Instruction >> Find the word "phương" in the material below and gather every line that contains it.

── Provided data ──

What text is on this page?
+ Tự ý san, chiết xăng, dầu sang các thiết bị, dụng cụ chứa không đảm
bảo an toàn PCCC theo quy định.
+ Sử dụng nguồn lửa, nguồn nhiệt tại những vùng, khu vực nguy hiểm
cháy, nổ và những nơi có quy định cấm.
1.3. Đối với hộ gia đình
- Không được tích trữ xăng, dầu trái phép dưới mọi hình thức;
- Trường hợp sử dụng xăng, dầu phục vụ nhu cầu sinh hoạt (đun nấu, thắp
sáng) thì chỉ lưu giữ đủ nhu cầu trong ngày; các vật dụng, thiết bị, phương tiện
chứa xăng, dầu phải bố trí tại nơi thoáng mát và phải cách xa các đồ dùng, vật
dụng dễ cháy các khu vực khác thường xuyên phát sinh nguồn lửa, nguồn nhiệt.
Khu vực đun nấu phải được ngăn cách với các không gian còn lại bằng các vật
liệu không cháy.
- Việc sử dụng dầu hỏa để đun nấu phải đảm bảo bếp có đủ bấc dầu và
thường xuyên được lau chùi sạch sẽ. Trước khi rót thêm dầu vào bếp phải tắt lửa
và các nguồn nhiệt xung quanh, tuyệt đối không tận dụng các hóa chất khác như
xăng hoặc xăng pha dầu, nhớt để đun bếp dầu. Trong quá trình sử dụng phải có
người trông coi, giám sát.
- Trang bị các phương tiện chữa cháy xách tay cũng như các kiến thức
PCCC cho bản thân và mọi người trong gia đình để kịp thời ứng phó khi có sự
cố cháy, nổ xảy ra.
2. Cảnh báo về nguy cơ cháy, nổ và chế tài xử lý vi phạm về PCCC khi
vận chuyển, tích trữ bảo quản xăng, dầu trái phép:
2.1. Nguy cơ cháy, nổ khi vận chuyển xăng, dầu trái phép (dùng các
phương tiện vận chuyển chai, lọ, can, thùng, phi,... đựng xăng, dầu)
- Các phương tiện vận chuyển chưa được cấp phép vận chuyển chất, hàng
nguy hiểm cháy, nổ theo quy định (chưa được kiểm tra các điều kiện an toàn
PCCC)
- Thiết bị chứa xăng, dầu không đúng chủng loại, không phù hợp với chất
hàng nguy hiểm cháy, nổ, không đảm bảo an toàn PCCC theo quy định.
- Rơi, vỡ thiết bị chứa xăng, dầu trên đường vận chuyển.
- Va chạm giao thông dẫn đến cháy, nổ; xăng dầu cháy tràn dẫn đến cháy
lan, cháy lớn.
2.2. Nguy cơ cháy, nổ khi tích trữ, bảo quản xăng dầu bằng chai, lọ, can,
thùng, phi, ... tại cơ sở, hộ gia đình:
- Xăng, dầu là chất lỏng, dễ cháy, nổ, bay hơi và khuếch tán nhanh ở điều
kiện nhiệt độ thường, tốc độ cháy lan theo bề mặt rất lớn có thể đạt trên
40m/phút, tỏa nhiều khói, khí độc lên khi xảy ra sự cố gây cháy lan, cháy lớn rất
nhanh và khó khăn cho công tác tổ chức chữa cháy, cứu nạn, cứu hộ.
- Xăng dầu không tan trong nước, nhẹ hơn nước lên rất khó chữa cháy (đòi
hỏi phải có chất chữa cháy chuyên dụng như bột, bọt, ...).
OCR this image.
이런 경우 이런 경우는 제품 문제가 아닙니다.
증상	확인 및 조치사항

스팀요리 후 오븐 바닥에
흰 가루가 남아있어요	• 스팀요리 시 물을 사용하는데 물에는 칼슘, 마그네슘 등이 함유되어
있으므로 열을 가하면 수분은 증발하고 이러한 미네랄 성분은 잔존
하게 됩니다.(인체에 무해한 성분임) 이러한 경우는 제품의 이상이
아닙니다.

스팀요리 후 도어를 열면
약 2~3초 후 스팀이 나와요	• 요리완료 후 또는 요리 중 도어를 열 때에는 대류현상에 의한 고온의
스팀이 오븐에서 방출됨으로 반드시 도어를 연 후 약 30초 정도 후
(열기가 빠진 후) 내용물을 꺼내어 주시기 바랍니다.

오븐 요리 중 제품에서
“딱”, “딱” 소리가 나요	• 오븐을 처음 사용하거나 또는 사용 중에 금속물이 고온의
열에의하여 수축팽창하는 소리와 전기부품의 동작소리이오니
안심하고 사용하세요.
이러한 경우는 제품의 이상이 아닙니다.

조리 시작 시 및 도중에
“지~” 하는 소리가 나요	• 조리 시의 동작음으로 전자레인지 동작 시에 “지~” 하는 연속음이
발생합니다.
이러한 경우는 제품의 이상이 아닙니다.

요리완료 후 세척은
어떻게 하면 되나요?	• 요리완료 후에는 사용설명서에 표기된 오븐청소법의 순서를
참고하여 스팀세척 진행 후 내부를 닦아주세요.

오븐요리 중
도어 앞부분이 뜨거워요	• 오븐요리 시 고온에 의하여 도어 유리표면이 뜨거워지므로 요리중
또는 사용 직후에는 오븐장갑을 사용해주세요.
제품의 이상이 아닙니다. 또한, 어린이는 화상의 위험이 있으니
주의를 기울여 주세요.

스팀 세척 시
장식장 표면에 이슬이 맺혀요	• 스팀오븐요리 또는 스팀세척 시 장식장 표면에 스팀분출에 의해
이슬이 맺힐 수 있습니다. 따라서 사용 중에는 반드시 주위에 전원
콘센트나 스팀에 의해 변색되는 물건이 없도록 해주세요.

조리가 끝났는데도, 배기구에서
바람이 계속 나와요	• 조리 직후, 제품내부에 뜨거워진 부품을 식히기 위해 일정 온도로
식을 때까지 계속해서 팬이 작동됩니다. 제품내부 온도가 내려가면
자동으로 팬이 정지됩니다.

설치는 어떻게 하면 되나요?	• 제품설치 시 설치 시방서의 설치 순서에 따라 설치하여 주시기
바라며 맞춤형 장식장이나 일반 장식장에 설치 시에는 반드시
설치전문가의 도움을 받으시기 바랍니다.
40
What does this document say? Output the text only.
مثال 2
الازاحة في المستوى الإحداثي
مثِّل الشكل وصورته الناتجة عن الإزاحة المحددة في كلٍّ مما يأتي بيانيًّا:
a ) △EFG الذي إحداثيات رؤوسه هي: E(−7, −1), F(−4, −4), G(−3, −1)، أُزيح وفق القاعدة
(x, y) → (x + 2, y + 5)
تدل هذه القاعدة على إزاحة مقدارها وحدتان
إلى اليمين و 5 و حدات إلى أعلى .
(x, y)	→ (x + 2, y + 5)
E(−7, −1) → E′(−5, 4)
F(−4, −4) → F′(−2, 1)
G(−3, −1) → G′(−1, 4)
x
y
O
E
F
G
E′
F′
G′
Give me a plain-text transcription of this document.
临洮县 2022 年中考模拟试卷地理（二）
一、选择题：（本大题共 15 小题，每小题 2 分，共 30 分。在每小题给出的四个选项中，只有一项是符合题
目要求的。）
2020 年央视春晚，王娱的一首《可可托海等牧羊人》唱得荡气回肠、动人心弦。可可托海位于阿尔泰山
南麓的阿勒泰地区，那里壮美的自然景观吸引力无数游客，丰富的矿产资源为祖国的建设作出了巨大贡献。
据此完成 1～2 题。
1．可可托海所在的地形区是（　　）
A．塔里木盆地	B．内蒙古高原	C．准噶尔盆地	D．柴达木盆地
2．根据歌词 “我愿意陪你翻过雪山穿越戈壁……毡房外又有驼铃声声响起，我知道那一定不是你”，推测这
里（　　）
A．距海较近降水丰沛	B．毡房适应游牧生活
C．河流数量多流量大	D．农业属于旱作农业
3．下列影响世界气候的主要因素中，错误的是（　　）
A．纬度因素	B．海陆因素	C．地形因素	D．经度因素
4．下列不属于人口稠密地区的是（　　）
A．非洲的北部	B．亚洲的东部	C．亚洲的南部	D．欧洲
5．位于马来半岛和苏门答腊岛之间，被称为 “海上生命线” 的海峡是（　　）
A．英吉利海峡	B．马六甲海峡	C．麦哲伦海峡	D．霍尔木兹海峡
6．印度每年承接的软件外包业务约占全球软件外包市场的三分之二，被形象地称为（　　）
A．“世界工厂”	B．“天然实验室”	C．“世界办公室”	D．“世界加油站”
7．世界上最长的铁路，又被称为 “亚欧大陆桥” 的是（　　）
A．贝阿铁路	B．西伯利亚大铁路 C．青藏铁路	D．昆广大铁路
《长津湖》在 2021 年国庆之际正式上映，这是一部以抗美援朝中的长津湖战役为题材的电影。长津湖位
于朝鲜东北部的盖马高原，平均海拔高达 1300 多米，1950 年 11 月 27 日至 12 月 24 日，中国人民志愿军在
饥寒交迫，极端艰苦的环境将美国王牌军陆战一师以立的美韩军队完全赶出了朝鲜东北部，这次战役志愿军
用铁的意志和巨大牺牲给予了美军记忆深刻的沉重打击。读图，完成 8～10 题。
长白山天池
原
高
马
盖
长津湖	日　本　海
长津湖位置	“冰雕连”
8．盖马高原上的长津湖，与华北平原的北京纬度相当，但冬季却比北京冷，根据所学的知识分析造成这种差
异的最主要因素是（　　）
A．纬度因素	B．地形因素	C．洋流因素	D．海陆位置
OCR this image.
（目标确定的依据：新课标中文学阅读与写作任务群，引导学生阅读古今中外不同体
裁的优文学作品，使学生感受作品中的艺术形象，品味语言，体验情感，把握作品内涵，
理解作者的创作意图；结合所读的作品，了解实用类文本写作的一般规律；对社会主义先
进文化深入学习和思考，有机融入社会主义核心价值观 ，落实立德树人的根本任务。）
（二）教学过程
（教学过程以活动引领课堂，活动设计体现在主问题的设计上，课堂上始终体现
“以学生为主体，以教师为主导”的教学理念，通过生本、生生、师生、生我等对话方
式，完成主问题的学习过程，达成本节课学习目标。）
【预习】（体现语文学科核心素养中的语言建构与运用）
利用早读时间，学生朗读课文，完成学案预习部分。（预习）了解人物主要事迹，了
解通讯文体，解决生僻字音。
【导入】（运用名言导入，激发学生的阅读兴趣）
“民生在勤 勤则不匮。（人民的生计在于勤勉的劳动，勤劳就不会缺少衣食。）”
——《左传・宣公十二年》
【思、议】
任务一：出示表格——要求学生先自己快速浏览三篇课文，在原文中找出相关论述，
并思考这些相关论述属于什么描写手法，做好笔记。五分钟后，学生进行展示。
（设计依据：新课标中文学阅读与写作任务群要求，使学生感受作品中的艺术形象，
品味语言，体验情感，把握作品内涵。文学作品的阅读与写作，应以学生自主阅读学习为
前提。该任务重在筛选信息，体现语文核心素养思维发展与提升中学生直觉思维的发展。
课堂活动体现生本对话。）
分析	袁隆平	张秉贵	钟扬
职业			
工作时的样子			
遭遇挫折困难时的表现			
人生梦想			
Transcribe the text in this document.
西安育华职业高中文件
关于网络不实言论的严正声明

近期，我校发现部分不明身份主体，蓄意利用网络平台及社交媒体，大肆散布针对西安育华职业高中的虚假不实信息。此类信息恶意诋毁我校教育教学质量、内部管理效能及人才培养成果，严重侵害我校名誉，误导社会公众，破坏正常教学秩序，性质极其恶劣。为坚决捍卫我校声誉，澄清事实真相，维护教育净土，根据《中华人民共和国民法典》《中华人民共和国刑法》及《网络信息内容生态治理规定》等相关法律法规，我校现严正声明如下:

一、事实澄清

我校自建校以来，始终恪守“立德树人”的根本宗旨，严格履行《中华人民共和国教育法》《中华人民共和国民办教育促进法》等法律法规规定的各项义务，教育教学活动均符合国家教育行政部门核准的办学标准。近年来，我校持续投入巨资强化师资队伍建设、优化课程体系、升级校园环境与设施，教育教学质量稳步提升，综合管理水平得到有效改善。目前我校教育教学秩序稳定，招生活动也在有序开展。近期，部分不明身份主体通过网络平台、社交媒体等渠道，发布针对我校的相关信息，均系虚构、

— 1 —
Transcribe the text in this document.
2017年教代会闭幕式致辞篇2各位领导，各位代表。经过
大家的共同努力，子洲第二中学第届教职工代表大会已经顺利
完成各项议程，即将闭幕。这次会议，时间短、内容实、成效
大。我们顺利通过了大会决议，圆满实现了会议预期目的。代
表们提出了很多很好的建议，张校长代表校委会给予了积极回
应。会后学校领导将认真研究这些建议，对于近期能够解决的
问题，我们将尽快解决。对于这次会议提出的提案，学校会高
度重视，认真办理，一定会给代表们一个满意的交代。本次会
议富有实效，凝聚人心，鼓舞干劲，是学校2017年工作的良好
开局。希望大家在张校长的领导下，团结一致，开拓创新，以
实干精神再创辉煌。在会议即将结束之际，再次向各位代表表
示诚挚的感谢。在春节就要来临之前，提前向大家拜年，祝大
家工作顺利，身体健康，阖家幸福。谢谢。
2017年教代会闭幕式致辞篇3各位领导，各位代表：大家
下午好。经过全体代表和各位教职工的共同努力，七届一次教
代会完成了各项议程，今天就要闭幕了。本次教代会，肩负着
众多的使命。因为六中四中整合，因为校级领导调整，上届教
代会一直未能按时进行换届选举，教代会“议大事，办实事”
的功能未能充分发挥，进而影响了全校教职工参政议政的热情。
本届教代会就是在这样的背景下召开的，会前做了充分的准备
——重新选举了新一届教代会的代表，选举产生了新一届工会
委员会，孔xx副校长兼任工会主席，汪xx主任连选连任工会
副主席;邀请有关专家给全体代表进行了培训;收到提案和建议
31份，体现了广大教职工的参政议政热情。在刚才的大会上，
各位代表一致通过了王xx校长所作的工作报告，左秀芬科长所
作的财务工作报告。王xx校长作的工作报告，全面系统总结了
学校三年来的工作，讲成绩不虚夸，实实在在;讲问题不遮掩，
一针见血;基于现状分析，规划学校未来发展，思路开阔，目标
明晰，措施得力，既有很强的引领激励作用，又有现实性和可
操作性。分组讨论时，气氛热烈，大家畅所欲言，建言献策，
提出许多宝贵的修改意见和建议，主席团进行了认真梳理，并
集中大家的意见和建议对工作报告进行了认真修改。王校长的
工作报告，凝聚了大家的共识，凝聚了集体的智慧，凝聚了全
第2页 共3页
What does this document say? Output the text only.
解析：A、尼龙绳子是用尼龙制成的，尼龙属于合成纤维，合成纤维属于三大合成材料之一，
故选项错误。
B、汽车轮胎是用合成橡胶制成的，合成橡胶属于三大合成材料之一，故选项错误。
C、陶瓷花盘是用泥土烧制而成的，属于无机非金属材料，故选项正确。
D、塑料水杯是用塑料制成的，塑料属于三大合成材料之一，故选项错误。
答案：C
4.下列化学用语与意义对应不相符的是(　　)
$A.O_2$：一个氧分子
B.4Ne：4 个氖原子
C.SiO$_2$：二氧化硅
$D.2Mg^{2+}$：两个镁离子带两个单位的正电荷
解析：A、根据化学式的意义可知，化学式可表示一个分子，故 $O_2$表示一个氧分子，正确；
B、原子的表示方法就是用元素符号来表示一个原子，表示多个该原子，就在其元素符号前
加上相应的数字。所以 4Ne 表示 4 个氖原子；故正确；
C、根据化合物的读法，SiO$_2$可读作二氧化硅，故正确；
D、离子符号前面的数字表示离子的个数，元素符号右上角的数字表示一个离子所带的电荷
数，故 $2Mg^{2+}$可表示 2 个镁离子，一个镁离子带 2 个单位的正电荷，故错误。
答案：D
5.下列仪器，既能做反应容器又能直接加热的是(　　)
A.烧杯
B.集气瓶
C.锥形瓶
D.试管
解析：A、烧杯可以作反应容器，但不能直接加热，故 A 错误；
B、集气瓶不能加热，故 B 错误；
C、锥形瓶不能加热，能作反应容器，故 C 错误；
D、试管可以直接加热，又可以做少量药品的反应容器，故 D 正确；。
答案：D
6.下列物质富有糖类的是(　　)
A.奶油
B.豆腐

───

Written response >>
sáng) thì chỉ lưu giữ đủ nhu cầu trong ngày; các vật dụng, thiết bị, phương tiện
- Trang bị các phương tiện chữa cháy xách tay cũng như các kiến thức
phương tiện vận chuyển chai, lọ, can, thùng, phi,... đựng xăng, dầu)
- Các phương tiện vận chuyển chưa được cấp phép vận chuyển chất, hàng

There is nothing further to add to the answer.